* [PROBLEM TO WORK ON] Pick out every line in the data below that holds "ylabel".
+-------+
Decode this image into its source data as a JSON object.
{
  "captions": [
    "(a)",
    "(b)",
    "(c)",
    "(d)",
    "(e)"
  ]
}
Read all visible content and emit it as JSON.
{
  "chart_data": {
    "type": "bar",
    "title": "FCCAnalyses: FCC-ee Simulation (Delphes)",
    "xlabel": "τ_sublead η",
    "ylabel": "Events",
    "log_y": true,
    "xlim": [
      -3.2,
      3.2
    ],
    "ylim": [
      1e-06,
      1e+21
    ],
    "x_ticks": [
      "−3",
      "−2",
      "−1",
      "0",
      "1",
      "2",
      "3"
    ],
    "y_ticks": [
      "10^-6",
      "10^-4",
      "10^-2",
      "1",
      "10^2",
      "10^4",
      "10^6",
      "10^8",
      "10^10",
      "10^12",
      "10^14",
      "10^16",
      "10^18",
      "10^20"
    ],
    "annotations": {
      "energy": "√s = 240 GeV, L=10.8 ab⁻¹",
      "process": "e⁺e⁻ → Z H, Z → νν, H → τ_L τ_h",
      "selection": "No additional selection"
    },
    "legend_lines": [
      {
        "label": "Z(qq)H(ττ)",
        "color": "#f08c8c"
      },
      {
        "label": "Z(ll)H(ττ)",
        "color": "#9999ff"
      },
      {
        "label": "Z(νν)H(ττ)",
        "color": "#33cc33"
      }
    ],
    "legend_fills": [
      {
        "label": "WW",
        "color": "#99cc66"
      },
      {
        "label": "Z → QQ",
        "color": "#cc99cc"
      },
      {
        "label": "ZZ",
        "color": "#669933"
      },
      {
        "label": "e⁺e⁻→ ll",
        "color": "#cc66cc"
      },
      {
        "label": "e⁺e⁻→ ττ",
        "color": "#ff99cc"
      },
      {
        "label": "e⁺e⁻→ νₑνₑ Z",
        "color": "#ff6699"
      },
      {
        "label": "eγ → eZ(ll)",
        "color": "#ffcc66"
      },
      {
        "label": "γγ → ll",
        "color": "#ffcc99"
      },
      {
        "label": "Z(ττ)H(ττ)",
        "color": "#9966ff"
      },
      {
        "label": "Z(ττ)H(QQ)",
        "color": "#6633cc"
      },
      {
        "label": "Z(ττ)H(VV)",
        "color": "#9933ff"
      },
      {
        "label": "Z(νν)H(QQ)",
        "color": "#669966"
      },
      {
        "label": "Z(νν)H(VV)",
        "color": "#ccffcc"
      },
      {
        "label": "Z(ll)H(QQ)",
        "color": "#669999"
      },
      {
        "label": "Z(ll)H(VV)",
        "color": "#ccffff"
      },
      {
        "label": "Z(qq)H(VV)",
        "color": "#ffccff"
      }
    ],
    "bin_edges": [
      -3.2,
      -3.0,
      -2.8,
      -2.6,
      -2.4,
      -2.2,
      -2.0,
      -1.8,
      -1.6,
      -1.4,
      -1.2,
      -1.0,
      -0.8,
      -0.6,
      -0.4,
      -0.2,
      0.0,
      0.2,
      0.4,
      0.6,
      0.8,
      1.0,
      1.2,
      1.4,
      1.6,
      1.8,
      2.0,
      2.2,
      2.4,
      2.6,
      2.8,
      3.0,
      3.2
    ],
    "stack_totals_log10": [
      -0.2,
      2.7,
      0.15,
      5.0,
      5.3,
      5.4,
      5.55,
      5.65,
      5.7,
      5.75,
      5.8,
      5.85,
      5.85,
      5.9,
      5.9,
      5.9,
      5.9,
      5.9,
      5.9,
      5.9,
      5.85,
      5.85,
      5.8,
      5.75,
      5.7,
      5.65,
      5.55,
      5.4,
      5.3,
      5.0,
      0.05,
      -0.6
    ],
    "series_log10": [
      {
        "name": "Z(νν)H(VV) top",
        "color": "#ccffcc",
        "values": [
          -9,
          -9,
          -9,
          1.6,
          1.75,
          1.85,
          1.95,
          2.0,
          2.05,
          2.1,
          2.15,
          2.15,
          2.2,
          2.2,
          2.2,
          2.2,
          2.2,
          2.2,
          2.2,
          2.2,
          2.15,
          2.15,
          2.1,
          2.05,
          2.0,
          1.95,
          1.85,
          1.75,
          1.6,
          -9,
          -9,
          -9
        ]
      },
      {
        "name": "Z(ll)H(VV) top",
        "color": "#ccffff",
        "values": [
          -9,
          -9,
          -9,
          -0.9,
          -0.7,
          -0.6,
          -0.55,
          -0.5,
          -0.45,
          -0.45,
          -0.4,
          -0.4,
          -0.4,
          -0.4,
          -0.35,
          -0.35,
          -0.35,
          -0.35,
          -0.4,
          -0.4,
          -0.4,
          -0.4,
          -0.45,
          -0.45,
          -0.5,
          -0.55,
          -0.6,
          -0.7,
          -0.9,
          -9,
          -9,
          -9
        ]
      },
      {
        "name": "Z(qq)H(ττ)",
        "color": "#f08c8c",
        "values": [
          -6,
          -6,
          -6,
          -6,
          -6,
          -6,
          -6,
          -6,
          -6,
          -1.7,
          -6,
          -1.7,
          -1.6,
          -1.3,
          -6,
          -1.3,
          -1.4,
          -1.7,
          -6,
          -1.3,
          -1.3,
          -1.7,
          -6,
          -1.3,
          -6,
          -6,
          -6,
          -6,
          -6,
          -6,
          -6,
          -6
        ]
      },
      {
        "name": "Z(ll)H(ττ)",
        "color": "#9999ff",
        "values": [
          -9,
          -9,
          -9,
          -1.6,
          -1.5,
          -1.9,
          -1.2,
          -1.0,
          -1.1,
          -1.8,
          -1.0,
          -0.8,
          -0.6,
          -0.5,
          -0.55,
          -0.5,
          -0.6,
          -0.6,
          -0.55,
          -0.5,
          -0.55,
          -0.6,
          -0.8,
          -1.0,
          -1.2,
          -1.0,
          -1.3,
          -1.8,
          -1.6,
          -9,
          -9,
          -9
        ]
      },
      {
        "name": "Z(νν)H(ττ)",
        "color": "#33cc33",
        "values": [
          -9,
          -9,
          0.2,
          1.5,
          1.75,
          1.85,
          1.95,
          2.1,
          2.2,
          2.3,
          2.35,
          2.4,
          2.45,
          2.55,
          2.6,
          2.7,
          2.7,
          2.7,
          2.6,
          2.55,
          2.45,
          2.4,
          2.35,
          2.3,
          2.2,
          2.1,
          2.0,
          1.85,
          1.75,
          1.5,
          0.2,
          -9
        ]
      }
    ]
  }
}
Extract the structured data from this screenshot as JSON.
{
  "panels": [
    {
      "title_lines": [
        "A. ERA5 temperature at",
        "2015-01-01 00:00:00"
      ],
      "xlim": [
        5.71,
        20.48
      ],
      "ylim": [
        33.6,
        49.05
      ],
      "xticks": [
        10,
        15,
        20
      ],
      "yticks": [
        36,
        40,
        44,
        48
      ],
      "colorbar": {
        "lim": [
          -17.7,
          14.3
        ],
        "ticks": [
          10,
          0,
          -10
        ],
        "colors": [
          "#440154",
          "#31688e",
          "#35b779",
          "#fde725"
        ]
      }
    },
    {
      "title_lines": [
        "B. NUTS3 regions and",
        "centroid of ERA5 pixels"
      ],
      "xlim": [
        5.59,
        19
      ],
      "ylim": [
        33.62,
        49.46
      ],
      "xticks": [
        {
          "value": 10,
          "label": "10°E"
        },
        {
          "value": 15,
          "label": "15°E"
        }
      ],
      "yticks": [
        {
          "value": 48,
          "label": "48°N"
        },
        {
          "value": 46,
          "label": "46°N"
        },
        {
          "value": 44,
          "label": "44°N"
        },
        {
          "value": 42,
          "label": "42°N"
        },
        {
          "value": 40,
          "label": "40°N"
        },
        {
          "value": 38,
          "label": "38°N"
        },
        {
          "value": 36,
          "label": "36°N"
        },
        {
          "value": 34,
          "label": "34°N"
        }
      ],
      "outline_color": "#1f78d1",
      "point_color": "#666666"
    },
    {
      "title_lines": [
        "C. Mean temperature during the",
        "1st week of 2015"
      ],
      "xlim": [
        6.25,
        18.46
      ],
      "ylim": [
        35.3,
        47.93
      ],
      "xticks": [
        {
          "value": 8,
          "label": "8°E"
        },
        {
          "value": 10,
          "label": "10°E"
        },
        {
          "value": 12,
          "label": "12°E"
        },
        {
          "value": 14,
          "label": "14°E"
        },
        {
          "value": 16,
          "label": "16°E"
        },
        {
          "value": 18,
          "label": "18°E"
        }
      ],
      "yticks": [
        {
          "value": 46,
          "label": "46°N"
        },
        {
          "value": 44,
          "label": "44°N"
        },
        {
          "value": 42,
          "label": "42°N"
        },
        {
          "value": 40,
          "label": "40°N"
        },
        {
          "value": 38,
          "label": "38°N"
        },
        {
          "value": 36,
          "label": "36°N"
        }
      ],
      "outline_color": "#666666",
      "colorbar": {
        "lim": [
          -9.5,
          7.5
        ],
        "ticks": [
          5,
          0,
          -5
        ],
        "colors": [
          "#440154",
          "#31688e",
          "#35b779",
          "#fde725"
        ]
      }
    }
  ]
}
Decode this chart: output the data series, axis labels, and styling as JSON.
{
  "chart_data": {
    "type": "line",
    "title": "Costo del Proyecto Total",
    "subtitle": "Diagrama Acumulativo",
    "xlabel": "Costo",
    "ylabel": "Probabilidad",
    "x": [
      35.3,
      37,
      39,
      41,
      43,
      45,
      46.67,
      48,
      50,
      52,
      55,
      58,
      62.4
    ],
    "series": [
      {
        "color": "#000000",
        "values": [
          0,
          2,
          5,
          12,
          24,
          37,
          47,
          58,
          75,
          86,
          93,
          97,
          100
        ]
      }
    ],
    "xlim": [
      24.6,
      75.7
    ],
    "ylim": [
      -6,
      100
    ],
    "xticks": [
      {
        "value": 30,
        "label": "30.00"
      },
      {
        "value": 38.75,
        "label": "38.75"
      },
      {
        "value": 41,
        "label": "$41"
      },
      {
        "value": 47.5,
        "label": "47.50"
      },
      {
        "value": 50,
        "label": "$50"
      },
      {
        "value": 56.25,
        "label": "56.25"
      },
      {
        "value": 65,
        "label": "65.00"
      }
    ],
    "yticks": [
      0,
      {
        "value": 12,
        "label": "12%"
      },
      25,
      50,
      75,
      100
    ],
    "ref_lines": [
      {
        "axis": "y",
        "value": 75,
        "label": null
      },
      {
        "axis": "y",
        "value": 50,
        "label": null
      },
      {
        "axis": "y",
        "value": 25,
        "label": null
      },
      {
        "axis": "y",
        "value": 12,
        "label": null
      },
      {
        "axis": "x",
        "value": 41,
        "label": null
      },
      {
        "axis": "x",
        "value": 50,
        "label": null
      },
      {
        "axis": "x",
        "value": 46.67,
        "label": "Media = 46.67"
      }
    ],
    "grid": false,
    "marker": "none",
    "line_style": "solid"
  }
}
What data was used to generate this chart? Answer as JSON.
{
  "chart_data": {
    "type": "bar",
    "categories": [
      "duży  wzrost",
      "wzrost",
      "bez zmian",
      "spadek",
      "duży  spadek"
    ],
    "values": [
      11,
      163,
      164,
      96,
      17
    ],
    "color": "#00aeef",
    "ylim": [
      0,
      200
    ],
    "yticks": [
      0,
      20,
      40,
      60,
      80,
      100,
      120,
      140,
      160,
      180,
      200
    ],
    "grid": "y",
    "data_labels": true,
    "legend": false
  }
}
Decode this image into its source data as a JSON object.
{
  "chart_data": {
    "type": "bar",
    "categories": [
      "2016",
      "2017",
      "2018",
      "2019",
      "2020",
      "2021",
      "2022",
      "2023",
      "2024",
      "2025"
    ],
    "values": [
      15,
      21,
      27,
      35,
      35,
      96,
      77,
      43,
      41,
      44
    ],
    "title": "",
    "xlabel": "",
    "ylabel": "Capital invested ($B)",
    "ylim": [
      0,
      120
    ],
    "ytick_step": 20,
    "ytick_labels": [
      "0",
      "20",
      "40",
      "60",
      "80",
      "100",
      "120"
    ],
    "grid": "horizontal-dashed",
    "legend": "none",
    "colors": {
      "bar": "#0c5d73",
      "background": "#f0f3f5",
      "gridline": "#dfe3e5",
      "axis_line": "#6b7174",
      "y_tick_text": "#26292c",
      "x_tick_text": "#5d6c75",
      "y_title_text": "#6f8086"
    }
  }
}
+-------+
* [SOLVED EXERCISE]
    "ylabel": "Events",
    "ylabel": "Probabilidad",
    "ylabel": "Capital invested ($B)",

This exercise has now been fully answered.